__INFORMATION GIVEN__
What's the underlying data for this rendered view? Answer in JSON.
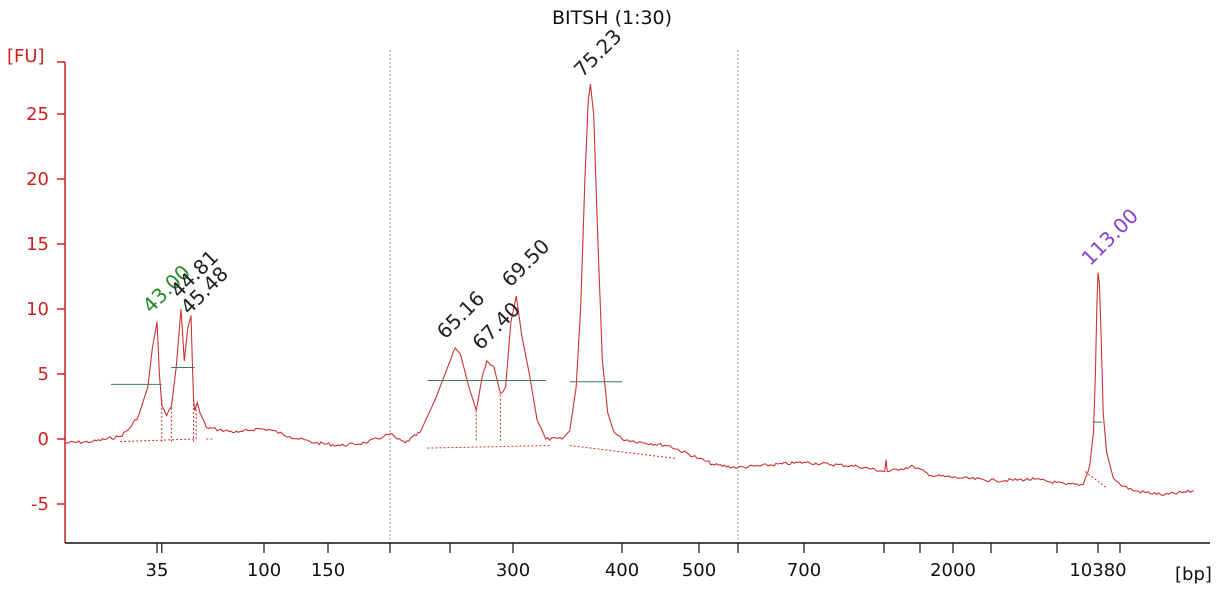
{
  "chart_data": {
    "type": "line",
    "title": "BITSH (1:30)",
    "ylabel": "[FU]",
    "xlabel": "[bp]",
    "ylim": [
      -8,
      29
    ],
    "y_ticks": [
      -5,
      0,
      5,
      10,
      15,
      20,
      25
    ],
    "x_tick_labels": [
      "35",
      "100",
      "150",
      "300",
      "400",
      "500",
      "700",
      "2000",
      "10380"
    ],
    "x_ticks": [
      {
        "label": "35",
        "x": 35
      },
      {
        "label": "100",
        "x": 100
      },
      {
        "label": "150",
        "x": 150
      },
      {
        "label": "300",
        "x": 300
      },
      {
        "label": "400",
        "x": 400
      },
      {
        "label": "500",
        "x": 500
      },
      {
        "label": "700",
        "x": 700
      },
      {
        "label": "2000",
        "x": 2000
      },
      {
        "label": "10380",
        "x": 10380
      }
    ],
    "extra_ticks": [
      36,
      200,
      240,
      600,
      850,
      1400,
      3000,
      6000,
      13000
    ],
    "markers": [
      200,
      600
    ],
    "series": [
      {
        "color": "#cc3333",
        "points": [
          [
            25,
            -0.3
          ],
          [
            28,
            -0.2
          ],
          [
            31,
            0.2
          ],
          [
            32,
            0.8
          ],
          [
            33,
            1.8
          ],
          [
            34,
            4.0
          ],
          [
            34.5,
            7.0
          ],
          [
            35,
            9.0
          ],
          [
            35.5,
            5.0
          ],
          [
            36,
            2.6
          ],
          [
            37,
            1.8
          ],
          [
            38,
            2.5
          ],
          [
            39,
            5.5
          ],
          [
            40,
            10.0
          ],
          [
            41,
            6.0
          ],
          [
            42,
            8.5
          ],
          [
            43,
            9.5
          ],
          [
            44,
            6.0
          ],
          [
            45,
            3.0
          ],
          [
            46,
            2.2
          ],
          [
            48,
            2.8
          ],
          [
            50,
            2.0
          ],
          [
            55,
            0.9
          ],
          [
            65,
            0.7
          ],
          [
            80,
            0.5
          ],
          [
            95,
            0.8
          ],
          [
            105,
            0.7
          ],
          [
            120,
            0.2
          ],
          [
            140,
            -0.3
          ],
          [
            160,
            -0.5
          ],
          [
            180,
            -0.3
          ],
          [
            195,
            0.2
          ],
          [
            200,
            0.4
          ],
          [
            205,
            0.0
          ],
          [
            210,
            -0.3
          ],
          [
            220,
            0.5
          ],
          [
            230,
            3.0
          ],
          [
            240,
            6.0
          ],
          [
            245,
            7.0
          ],
          [
            250,
            6.5
          ],
          [
            258,
            4.0
          ],
          [
            265,
            2.2
          ],
          [
            270,
            4.5
          ],
          [
            275,
            6.0
          ],
          [
            282,
            5.5
          ],
          [
            288,
            3.5
          ],
          [
            293,
            4.0
          ],
          [
            298,
            9.0
          ],
          [
            303,
            11.0
          ],
          [
            308,
            8.0
          ],
          [
            315,
            5.0
          ],
          [
            322,
            1.5
          ],
          [
            330,
            0.0
          ],
          [
            345,
            0.0
          ],
          [
            352,
            0.6
          ],
          [
            358,
            4.0
          ],
          [
            362,
            10.0
          ],
          [
            366,
            20.0
          ],
          [
            369,
            26.0
          ],
          [
            371,
            27.3
          ],
          [
            374,
            25.0
          ],
          [
            378,
            15.0
          ],
          [
            382,
            6.0
          ],
          [
            387,
            2.0
          ],
          [
            393,
            0.5
          ],
          [
            400,
            0.0
          ],
          [
            430,
            -0.3
          ],
          [
            460,
            -0.5
          ],
          [
            500,
            -1.5
          ],
          [
            540,
            -2.0
          ],
          [
            600,
            -2.2
          ],
          [
            700,
            -1.8
          ],
          [
            800,
            -2.1
          ],
          [
            860,
            -2.5
          ],
          [
            880,
            -1.6
          ],
          [
            900,
            -2.5
          ],
          [
            1100,
            -2.3
          ],
          [
            1300,
            -2.1
          ],
          [
            1600,
            -2.8
          ],
          [
            2200,
            -3.0
          ],
          [
            3200,
            -3.2
          ],
          [
            5000,
            -3.1
          ],
          [
            7000,
            -3.5
          ],
          [
            8800,
            -3.5
          ],
          [
            9500,
            -2.0
          ],
          [
            9900,
            0.5
          ],
          [
            10100,
            5.0
          ],
          [
            10250,
            10.0
          ],
          [
            10380,
            12.8
          ],
          [
            10550,
            12.0
          ],
          [
            10750,
            8.0
          ],
          [
            11000,
            2.0
          ],
          [
            11400,
            -1.0
          ],
          [
            12200,
            -3.0
          ],
          [
            13000,
            -3.5
          ],
          [
            14000,
            -4.0
          ],
          [
            16000,
            -4.3
          ],
          [
            18000,
            -4.0
          ]
        ]
      }
    ],
    "peaks": [
      {
        "x": 35,
        "y": 9.0,
        "label": "43.00",
        "color": "#2a8a2a"
      },
      {
        "x": 40,
        "y": 10.0,
        "label": "44.81",
        "color": "#222222"
      },
      {
        "x": 43,
        "y": 9.5,
        "label": "45.48",
        "color": "#222222"
      },
      {
        "x": 245,
        "y": 7.0,
        "label": "65.16",
        "color": "#222222"
      },
      {
        "x": 275,
        "y": 6.0,
        "label": "67.40",
        "color": "#222222"
      },
      {
        "x": 303,
        "y": 11.0,
        "label": "69.50",
        "color": "#222222"
      },
      {
        "x": 371,
        "y": 27.3,
        "label": "75.23",
        "color": "#222222"
      },
      {
        "x": 10380,
        "y": 12.8,
        "label": "113.00",
        "color": "#8a3fd1"
      }
    ],
    "colors": {
      "axis": "#cc2222",
      "trace": "#cc3333",
      "text": "#111111",
      "marker_line": "#9a9a9a",
      "level_line": "#3b7a5a"
    }
  }
}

__SHORT EXERCISE__
Copy the material shown above in full and exactly. Skip the pictures.

__SOLUTION TO THIS PROBLEM__
What's the underlying data for this rendered view? Answer in JSON.
{
  "chart_data": {
    "type": "line",
    "title": "BITSH (1:30)",
    "ylabel": "[FU]",
    "xlabel": "[bp]",
    "ylim": [
      -8,
      29
    ],
    "y_ticks": [
      -5,
      0,
      5,
      10,
      15,
      20,
      25
    ],
    "x_tick_labels": [
      "35",
      "100",
      "150",
      "300",
      "400",
      "500",
      "700",
      "2000",
      "10380"
    ],
    "x_ticks": [
      {
        "label": "35",
        "x": 35
      },
      {
        "label": "100",
        "x": 100
      },
      {
        "label": "150",
        "x": 150
      },
      {
        "label": "300",
        "x": 300
      },
      {
        "label": "400",
        "x": 400
      },
      {
        "label": "500",
        "x": 500
      },
      {
        "label": "700",
        "x": 700
      },
      {
        "label": "2000",
        "x": 2000
      },
      {
        "label": "10380",
        "x": 10380
      }
    ],
    "extra_ticks": [
      36,
      200,
      240,
      600,
      850,
      1400,
      3000,
      6000,
      13000
    ],
    "markers": [
      200,
      600
    ],
    "series": [
      {
        "color": "#cc3333",
        "points": [
          [
            25,
            -0.3
          ],
          [
            28,
            -0.2
          ],
          [
            31,
            0.2
          ],
          [
            32,
            0.8
          ],
          [
            33,
            1.8
          ],
          [
            34,
            4.0
          ],
          [
            34.5,
            7.0
          ],
          [
            35,
            9.0
          ],
          [
            35.5,
            5.0
          ],
          [
            36,
            2.6
          ],
          [
            37,
            1.8
          ],
          [
            38,
            2.5
          ],
          [
            39,
            5.5
          ],
          [
            40,
            10.0
          ],
          [
            41,
            6.0
          ],
          [
            42,
            8.5
          ],
          [
            43,
            9.5
          ],
          [
            44,
            6.0
          ],
          [
            45,
            3.0
          ],
          [
            46,
            2.2
          ],
          [
            48,
            2.8
          ],
          [
            50,
            2.0
          ],
          [
            55,
            0.9
          ],
          [
            65,
            0.7
          ],
          [
            80,
            0.5
          ],
          [
            95,
            0.8
          ],
          [
            105,
            0.7
          ],
          [
            120,
            0.2
          ],
          [
            140,
            -0.3
          ],
          [
            160,
            -0.5
          ],
          [
            180,
            -0.3
          ],
          [
            195,
            0.2
          ],
          [
            200,
            0.4
          ],
          [
            205,
            0.0
          ],
          [
            210,
            -0.3
          ],
          [
            220,
            0.5
          ],
          [
            230,
            3.0
          ],
          [
            240,
            6.0
          ],
          [
            245,
            7.0
          ],
          [
            250,
            6.5
          ],
          [
            258,
            4.0
          ],
          [
            265,
            2.2
          ],
          [
            270,
            4.5
          ],
          [
            275,
            6.0
          ],
          [
            282,
            5.5
          ],
          [
            288,
            3.5
          ],
          [
            293,
            4.0
          ],
          [
            298,
            9.0
          ],
          [
            303,
            11.0
          ],
          [
            308,
            8.0
          ],
          [
            315,
            5.0
          ],
          [
            322,
            1.5
          ],
          [
            330,
            0.0
          ],
          [
            345,
            0.0
          ],
          [
            352,
            0.6
          ],
          [
            358,
            4.0
          ],
          [
            362,
            10.0
          ],
          [
            366,
            20.0
          ],
          [
            369,
            26.0
          ],
          [
            371,
            27.3
          ],
          [
            374,
            25.0
          ],
          [
            378,
            15.0
          ],
          [
            382,
            6.0
          ],
          [
            387,
            2.0
          ],
          [
            393,
            0.5
          ],
          [
            400,
            0.0
          ],
          [
            430,
            -0.3
          ],
          [
            460,
            -0.5
          ],
          [
            500,
            -1.5
          ],
          [
            540,
            -2.0
          ],
          [
            600,
            -2.2
          ],
          [
            700,
            -1.8
          ],
          [
            800,
            -2.1
          ],
          [
            860,
            -2.5
          ],
          [
            880,
            -1.6
          ],
          [
            900,
            -2.5
          ],
          [
            1100,
            -2.3
          ],
          [
            1300,
            -2.1
          ],
          [
            1600,
            -2.8
          ],
          [
            2200,
            -3.0
          ],
          [
            3200,
            -3.2
          ],
          [
            5000,
            -3.1
          ],
          [
            7000,
            -3.5
          ],
          [
            8800,
            -3.5
          ],
          [
            9500,
            -2.0
          ],
          [
            9900,
            0.5
          ],
          [
            10100,
            5.0
          ],
          [
            10250,
            10.0
          ],
          [
            10380,
            12.8
          ],
          [
            10550,
            12.0
          ],
          [
            10750,
            8.0
          ],
          [
            11000,
            2.0
          ],
          [
            11400,
            -1.0
          ],
          [
            12200,
            -3.0
          ],
          [
            13000,
            -3.5
          ],
          [
            14000,
            -4.0
          ],
          [
            16000,
            -4.3
          ],
          [
            18000,
            -4.0
          ]
        ]
      }
    ],
    "peaks": [
      {
        "x": 35,
        "y": 9.0,
        "label": "43.00",
        "color": "#2a8a2a"
      },
      {
        "x": 40,
        "y": 10.0,
        "label": "44.81",
        "color": "#222222"
      },
      {
        "x": 43,
        "y": 9.5,
        "label": "45.48",
        "color": "#222222"
      },
      {
        "x": 245,
        "y": 7.0,
        "label": "65.16",
        "color": "#222222"
      },
      {
        "x": 275,
        "y": 6.0,
        "label": "67.40",
        "color": "#222222"
      },
      {
        "x": 303,
        "y": 11.0,
        "label": "69.50",
        "color": "#222222"
      },
      {
        "x": 371,
        "y": 27.3,
        "label": "75.23",
        "color": "#222222"
      },
      {
        "x": 10380,
        "y": 12.8,
        "label": "113.00",
        "color": "#8a3fd1"
      }
    ],
    "colors": {
      "axis": "#cc2222",
      "trace": "#cc3333",
      "text": "#111111",
      "marker_line": "#9a9a9a",
      "level_line": "#3b7a5a"
    }
  }
}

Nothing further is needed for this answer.